* start Supplied material *
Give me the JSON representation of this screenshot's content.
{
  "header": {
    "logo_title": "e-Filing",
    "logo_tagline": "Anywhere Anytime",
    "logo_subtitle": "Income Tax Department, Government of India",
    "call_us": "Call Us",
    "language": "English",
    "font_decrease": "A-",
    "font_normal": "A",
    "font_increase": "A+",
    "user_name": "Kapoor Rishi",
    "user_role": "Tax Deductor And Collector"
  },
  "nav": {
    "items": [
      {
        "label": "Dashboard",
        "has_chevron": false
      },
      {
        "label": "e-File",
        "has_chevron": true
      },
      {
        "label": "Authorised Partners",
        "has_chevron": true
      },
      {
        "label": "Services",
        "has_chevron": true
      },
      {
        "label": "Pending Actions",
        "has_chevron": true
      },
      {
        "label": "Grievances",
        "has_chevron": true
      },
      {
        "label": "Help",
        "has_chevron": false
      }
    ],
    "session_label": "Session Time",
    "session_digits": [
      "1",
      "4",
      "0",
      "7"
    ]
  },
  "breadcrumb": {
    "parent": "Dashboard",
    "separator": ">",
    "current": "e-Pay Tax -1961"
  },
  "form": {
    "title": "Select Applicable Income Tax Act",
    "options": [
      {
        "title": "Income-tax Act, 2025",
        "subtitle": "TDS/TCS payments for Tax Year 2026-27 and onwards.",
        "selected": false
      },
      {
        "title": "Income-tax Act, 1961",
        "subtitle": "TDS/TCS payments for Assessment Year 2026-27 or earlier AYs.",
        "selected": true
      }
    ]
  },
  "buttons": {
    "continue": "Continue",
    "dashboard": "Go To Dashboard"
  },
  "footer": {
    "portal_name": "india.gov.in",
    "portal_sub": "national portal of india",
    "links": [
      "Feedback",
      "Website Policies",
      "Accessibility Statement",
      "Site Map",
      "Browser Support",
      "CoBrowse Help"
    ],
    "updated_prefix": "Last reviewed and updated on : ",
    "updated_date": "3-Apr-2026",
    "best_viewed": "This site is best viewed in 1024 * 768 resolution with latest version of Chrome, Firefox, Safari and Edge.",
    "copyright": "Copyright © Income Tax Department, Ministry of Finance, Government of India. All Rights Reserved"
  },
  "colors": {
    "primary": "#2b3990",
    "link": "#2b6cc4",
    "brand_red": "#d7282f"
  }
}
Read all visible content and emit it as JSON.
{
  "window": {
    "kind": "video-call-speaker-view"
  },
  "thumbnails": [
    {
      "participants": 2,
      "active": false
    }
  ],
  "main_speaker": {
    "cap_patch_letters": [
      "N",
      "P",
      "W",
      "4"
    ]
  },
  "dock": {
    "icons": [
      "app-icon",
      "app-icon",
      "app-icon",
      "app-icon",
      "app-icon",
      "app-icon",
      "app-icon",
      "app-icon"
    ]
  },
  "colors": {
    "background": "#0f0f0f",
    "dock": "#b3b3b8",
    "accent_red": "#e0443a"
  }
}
* end Supplied material *
**Given problem**
Write out the data exactly as it stands.

**Written answer**
Give me the JSON representation of this screenshot's content.
{
  "header": {
    "logo_title": "e-Filing",
    "logo_tagline": "Anywhere Anytime",
    "logo_subtitle": "Income Tax Department, Government of India",
    "call_us": "Call Us",
    "language": "English",
    "font_decrease": "A-",
    "font_normal": "A",
    "font_increase": "A+",
    "user_name": "Kapoor Rishi",
    "user_role": "Tax Deductor And Collector"
  },
  "nav": {
    "items": [
      {
        "label": "Dashboard",
        "has_chevron": false
      },
      {
        "label": "e-File",
        "has_chevron": true
      },
      {
        "label": "Authorised Partners",
        "has_chevron": true
      },
      {
        "label": "Services",
        "has_chevron": true
      },
      {
        "label": "Pending Actions",
        "has_chevron": true
      },
      {
        "label": "Grievances",
        "has_chevron": true
      },
      {
        "label": "Help",
        "has_chevron": false
      }
    ],
    "session_label": "Session Time",
    "session_digits": [
      "1",
      "4",
      "0",
      "7"
    ]
  },
  "breadcrumb": {
    "parent": "Dashboard",
    "separator": ">",
    "current": "e-Pay Tax -1961"
  },
  "form": {
    "title": "Select Applicable Income Tax Act",
    "options": [
      {
        "title": "Income-tax Act, 2025",
        "subtitle": "TDS/TCS payments for Tax Year 2026-27 and onwards.",
        "selected": false
      },
      {
        "title": "Income-tax Act, 1961",
        "subtitle": "TDS/TCS payments for Assessment Year 2026-27 or earlier AYs.",
        "selected": true
      }
    ]
  },
  "buttons": {
    "continue": "Continue",
    "dashboard": "Go To Dashboard"
  },
  "footer": {
    "portal_name": "india.gov.in",
    "portal_sub": "national portal of india",
    "links": [
      "Feedback",
      "Website Policies",
      "Accessibility Statement",
      "Site Map",
      "Browser Support",
      "CoBrowse Help"
    ],
    "updated_prefix": "Last reviewed and updated on : ",
    "updated_date": "3-Apr-2026",
    "best_viewed": "This site is best viewed in 1024 * 768 resolution with latest version of Chrome, Firefox, Safari and Edge.",
    "copyright": "Copyright © Income Tax Department, Ministry of Finance, Government of India. All Rights Reserved"
  },
  "colors": {
    "primary": "#2b3990",
    "link": "#2b6cc4",
    "brand_red": "#d7282f"
  }
}
Read all visible content and emit it as JSON.
{
  "window": {
    "kind": "video-call-speaker-view"
  },
  "thumbnails": [
    {
      "participants": 2,
      "active": false
    }
  ],
  "main_speaker": {
    "cap_patch_letters": [
      "N",
      "P",
      "W",
      "4"
    ]
  },
  "dock": {
    "icons": [
      "app-icon",
      "app-icon",
      "app-icon",
      "app-icon",
      "app-icon",
      "app-icon",
      "app-icon",
      "app-icon"
    ]
  },
  "colors": {
    "background": "#0f0f0f",
    "dock": "#b3b3b8",
    "accent_red": "#e0443a"
  }
}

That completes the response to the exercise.